→ WORK INSTRUCTIONS
Filter the records below and copy every line containing the word "Nombre".

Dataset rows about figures
__________
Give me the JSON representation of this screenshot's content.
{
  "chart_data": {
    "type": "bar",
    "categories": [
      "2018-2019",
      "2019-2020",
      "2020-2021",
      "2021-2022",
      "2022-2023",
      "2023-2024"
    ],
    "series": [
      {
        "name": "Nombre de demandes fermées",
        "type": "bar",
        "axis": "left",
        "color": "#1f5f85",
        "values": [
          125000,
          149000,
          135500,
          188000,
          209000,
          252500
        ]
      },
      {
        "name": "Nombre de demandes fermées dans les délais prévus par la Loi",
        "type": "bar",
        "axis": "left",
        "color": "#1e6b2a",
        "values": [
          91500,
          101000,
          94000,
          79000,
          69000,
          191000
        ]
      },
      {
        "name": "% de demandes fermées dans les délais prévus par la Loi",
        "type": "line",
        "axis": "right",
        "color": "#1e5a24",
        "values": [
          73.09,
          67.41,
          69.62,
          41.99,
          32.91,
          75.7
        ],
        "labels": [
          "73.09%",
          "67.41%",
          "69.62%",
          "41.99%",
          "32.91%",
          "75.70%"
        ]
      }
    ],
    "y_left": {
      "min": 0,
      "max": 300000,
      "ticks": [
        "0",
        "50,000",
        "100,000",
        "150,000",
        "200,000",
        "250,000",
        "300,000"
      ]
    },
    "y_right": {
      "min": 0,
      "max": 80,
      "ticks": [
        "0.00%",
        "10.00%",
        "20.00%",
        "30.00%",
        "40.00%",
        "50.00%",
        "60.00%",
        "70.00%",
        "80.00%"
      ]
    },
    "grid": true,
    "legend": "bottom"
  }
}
__________
→ EXERCISE OUTPUT
        "name": "Nombre de demandes fermées",
        "name": "Nombre de demandes fermées dans les délais prévus par la Loi",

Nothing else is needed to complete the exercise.